:: SUPPLIED MATERIAL
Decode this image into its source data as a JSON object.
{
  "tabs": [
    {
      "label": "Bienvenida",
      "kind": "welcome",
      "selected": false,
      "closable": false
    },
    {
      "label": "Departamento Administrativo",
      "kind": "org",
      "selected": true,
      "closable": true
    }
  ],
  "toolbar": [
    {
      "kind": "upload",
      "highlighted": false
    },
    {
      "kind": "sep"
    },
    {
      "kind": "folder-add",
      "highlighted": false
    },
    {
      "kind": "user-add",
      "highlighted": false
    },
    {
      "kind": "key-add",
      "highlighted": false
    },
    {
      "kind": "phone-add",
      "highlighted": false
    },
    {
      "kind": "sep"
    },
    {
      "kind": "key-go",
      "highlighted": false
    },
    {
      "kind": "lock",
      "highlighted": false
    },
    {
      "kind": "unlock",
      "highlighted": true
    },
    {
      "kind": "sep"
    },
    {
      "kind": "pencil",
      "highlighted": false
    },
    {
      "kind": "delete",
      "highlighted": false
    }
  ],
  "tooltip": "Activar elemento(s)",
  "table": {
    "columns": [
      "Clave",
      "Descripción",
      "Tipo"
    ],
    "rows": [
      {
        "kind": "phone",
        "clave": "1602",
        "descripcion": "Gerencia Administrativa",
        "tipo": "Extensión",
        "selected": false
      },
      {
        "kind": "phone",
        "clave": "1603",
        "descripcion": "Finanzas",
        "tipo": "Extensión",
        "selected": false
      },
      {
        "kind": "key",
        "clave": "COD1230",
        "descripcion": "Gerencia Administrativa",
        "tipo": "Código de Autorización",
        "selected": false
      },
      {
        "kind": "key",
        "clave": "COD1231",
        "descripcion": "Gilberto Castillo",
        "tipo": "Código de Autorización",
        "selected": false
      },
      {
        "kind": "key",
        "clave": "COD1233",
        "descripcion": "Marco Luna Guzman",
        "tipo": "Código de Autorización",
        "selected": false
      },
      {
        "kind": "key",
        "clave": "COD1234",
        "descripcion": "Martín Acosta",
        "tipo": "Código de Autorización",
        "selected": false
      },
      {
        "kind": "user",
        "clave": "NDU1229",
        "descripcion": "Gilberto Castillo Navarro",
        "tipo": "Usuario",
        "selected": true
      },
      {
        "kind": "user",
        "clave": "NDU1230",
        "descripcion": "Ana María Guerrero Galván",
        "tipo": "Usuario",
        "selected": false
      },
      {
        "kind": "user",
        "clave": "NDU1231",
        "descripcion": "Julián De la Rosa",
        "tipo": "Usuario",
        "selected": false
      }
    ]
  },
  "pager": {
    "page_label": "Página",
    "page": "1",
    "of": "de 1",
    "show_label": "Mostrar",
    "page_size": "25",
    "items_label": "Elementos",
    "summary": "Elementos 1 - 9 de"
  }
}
::::
State, as a bare number, how many lines of the listing hold the word "Elementos".

2